» **Goal**
Spot each line in the records below where the word "Equities" occurs, then copy it.

========

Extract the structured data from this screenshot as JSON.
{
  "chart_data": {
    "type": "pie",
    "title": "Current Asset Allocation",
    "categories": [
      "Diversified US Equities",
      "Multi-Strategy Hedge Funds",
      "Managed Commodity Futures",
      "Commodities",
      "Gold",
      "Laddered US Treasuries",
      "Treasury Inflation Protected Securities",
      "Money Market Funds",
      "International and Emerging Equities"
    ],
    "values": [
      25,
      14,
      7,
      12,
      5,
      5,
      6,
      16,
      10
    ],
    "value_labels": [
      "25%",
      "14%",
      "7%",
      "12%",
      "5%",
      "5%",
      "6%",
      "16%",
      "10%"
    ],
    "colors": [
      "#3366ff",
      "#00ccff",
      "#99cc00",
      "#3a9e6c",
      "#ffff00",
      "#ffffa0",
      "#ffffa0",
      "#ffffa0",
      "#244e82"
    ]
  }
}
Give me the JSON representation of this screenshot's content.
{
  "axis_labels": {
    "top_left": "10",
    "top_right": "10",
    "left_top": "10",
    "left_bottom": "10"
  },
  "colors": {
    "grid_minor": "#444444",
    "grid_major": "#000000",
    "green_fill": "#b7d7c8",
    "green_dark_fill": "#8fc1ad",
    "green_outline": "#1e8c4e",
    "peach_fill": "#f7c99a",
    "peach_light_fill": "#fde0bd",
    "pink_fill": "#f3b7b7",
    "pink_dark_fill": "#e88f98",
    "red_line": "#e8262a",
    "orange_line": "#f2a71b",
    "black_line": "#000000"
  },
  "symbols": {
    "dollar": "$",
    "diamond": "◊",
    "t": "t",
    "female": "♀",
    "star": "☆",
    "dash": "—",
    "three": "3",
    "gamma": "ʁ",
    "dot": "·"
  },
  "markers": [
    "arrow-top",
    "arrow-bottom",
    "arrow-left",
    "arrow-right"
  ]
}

========

» **Answer to this problem**
      "Diversified US Equities",
      "International and Emerging Equities"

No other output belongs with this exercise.